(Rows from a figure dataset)
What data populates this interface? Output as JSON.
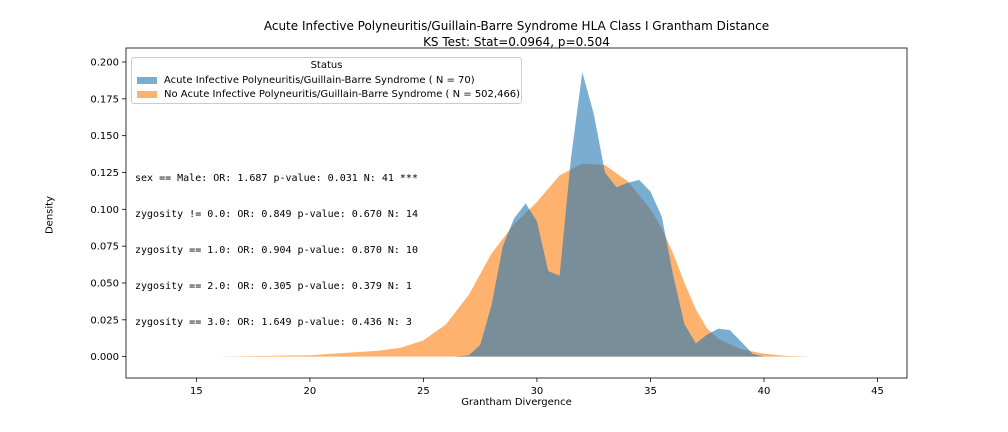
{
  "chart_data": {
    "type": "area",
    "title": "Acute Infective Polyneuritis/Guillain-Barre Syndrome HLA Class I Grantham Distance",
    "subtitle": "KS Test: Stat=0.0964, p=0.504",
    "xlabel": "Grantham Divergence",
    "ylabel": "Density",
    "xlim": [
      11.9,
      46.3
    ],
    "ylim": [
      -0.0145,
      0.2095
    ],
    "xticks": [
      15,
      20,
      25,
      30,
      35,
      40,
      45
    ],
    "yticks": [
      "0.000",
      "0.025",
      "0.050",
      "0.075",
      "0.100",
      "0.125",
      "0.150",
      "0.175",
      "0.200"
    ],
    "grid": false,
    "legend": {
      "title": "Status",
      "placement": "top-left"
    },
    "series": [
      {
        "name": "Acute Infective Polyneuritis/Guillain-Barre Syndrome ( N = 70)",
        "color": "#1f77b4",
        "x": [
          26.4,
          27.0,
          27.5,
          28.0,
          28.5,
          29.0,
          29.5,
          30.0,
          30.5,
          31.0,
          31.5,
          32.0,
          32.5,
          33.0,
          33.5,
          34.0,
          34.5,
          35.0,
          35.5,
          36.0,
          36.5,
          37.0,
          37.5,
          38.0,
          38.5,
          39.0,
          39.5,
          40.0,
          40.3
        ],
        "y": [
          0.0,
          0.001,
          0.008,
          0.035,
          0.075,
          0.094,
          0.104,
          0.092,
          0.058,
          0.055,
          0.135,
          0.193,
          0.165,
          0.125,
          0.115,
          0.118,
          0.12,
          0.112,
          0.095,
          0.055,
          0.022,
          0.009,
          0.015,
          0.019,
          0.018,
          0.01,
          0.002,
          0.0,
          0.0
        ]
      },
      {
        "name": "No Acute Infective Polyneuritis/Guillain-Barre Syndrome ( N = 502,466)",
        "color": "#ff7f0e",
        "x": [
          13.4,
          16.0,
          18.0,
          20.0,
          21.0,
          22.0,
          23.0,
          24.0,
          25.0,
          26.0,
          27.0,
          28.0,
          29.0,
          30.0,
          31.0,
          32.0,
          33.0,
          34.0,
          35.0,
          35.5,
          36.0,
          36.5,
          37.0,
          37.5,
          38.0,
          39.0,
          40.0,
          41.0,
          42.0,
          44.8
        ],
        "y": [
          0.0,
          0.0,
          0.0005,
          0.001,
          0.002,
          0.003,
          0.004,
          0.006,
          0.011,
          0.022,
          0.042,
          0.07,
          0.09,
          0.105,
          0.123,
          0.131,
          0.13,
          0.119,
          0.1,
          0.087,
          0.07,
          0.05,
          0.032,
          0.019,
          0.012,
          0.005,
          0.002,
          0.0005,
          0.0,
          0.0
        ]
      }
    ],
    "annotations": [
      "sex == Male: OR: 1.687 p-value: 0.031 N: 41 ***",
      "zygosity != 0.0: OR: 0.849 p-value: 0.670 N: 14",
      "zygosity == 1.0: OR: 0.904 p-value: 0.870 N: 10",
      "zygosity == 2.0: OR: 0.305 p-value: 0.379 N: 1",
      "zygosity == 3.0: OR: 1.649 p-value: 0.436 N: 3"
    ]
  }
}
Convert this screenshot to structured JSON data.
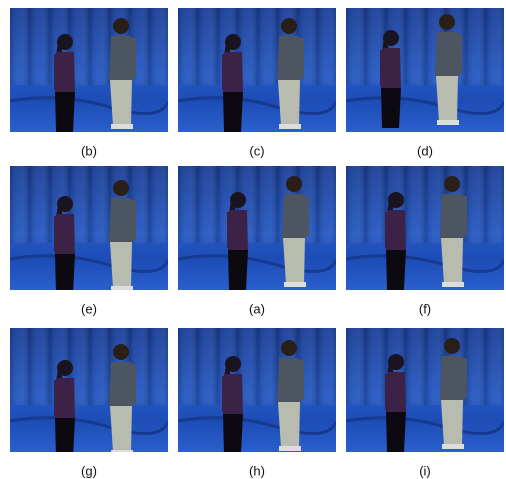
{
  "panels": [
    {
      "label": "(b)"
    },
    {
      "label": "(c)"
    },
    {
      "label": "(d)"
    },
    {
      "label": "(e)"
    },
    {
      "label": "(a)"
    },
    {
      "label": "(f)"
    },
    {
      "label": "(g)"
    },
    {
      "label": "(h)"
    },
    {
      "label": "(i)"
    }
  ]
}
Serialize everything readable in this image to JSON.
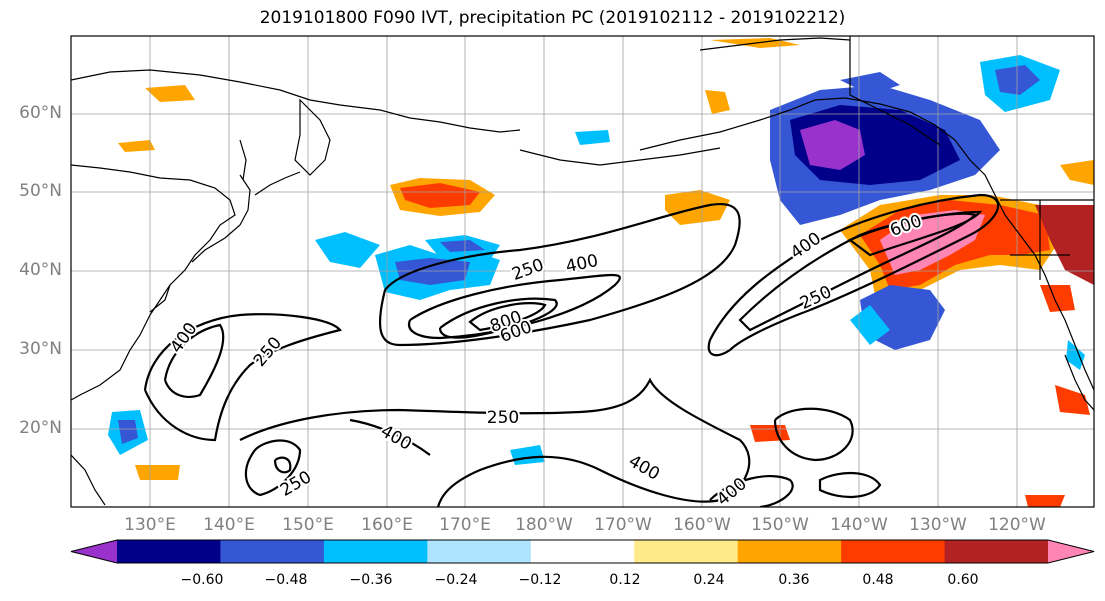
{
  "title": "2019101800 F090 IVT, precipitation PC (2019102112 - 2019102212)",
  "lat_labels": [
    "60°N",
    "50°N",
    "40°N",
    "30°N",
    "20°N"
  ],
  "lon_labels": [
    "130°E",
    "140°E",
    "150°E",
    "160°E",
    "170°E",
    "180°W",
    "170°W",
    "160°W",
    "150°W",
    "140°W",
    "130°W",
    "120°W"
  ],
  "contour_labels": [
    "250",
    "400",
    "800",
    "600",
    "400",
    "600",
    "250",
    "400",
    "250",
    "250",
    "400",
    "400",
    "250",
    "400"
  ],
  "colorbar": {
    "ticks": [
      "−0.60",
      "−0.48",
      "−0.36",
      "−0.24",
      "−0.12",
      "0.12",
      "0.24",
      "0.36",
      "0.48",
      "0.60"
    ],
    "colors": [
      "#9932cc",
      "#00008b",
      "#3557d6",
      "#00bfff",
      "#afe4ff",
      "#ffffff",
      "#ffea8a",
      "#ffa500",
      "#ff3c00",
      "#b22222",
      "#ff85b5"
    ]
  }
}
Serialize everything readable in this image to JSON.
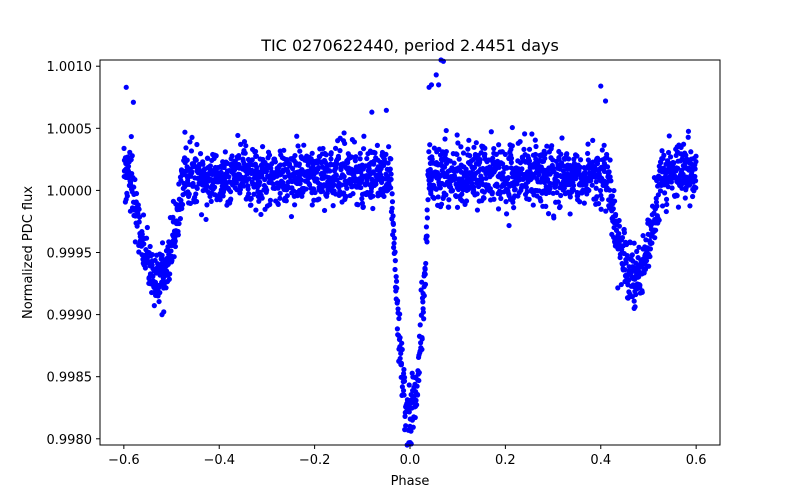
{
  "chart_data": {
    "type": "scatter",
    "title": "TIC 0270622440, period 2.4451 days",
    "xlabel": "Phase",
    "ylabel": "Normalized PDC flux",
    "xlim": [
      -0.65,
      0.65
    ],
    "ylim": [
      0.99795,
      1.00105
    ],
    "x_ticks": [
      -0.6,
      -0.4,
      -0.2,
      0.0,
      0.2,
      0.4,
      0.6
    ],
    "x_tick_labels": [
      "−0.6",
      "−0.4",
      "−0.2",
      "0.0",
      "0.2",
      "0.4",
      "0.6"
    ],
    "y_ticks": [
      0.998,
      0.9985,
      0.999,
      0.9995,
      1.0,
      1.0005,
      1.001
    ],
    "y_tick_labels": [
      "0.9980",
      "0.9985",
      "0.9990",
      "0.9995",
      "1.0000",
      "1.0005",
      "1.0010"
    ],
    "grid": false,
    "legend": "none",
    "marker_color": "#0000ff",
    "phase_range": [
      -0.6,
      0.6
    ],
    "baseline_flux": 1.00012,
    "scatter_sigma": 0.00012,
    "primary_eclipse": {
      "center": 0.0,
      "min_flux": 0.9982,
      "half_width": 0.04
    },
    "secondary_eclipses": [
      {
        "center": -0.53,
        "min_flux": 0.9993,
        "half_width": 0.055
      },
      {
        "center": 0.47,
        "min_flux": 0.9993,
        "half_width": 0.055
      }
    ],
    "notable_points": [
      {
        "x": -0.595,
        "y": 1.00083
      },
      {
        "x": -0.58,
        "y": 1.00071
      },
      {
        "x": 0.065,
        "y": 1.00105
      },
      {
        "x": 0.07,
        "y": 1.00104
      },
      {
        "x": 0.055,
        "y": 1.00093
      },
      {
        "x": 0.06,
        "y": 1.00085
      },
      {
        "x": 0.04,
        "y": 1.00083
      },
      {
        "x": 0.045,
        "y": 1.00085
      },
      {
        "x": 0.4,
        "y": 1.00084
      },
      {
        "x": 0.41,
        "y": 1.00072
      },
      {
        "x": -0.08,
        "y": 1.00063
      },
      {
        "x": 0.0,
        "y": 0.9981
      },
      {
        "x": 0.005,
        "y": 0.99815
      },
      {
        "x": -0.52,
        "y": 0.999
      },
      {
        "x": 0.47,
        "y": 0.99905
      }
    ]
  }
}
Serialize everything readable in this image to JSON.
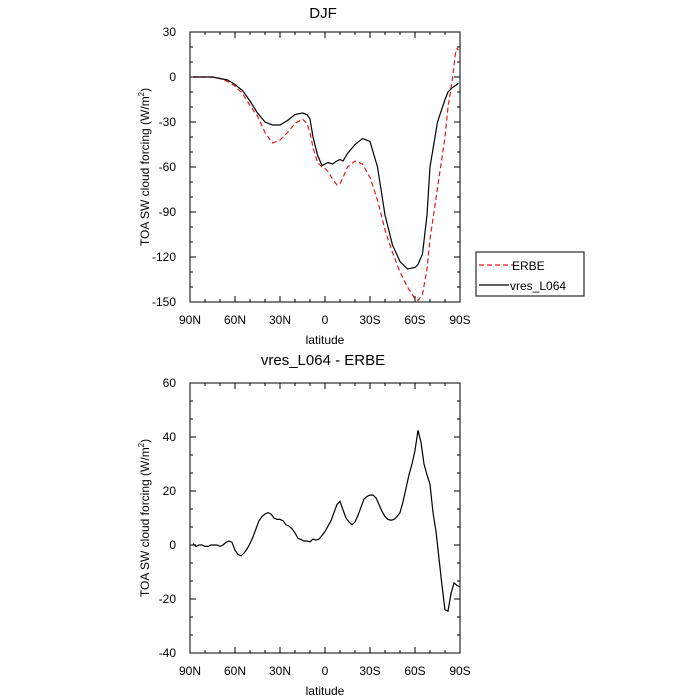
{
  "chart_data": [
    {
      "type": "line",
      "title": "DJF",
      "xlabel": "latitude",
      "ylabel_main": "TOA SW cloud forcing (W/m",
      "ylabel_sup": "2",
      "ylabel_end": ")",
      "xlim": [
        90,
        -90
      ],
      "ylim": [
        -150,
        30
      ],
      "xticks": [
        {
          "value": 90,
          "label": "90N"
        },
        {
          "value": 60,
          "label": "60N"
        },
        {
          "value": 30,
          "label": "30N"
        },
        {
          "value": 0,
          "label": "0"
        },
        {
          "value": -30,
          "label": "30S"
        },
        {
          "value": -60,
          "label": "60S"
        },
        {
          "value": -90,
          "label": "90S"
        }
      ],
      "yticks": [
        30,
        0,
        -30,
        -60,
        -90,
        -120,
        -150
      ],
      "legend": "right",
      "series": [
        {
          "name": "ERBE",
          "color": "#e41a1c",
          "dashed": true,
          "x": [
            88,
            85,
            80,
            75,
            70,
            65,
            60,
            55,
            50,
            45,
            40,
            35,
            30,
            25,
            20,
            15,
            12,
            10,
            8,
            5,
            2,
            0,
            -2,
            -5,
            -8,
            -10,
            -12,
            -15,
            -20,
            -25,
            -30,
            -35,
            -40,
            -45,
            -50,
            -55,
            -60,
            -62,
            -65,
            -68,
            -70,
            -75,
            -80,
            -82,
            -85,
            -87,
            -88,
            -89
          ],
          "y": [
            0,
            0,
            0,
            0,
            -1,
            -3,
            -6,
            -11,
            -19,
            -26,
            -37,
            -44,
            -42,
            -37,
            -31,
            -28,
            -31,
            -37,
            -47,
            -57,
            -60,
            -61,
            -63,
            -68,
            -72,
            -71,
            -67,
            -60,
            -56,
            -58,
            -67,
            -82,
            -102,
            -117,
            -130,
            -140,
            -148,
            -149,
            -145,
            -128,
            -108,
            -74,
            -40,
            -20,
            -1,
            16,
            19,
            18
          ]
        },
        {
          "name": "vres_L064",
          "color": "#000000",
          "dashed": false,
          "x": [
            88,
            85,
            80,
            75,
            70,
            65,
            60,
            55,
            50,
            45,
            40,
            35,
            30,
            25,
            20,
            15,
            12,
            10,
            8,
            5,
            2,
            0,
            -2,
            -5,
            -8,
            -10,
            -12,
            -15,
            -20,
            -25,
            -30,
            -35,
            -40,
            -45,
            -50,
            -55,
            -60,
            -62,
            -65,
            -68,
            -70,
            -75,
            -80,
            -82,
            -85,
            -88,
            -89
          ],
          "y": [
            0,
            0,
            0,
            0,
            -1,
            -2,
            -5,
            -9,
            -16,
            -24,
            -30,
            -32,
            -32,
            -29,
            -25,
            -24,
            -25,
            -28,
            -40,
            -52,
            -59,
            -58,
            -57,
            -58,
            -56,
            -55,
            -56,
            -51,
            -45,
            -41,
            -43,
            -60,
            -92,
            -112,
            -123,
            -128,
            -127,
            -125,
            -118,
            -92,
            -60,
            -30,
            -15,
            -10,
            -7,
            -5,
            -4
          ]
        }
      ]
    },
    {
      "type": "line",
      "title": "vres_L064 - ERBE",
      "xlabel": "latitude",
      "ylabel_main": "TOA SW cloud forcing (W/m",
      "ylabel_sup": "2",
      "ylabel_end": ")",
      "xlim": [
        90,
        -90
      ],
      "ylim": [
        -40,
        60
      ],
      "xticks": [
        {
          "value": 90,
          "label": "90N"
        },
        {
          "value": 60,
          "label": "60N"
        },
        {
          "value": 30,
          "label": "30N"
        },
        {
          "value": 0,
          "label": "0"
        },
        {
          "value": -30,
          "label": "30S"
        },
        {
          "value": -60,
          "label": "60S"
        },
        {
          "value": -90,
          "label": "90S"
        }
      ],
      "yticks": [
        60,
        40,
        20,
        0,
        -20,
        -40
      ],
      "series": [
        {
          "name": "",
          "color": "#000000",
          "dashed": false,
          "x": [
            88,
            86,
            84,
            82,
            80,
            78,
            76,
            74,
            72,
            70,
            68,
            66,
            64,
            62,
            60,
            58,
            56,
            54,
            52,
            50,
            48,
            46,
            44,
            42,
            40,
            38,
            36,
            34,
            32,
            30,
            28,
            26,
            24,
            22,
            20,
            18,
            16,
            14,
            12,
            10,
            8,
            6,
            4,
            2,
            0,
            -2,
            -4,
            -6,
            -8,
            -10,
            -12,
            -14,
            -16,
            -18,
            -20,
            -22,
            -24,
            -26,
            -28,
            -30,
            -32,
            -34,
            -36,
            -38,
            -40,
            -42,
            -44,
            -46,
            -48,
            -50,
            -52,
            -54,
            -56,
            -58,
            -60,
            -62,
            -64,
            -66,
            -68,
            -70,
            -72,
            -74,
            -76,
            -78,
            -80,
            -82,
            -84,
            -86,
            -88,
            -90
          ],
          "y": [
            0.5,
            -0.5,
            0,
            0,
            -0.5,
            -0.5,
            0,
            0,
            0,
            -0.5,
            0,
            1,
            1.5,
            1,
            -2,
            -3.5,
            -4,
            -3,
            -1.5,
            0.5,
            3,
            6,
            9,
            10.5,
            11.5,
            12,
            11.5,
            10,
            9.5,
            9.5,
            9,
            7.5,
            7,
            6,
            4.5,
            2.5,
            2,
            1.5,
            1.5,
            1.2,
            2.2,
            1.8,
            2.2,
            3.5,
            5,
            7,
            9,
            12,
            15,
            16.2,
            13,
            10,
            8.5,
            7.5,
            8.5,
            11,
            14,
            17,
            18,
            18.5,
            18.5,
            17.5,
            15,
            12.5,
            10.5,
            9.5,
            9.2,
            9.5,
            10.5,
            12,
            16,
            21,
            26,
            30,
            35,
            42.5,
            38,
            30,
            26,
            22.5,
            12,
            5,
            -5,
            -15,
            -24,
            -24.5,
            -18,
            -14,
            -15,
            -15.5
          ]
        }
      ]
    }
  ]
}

| STATED EXERCISE |
What is the number of lines that contain "zygosity"? Reply with that number alone.

| WRITTEN SOLUTION |
4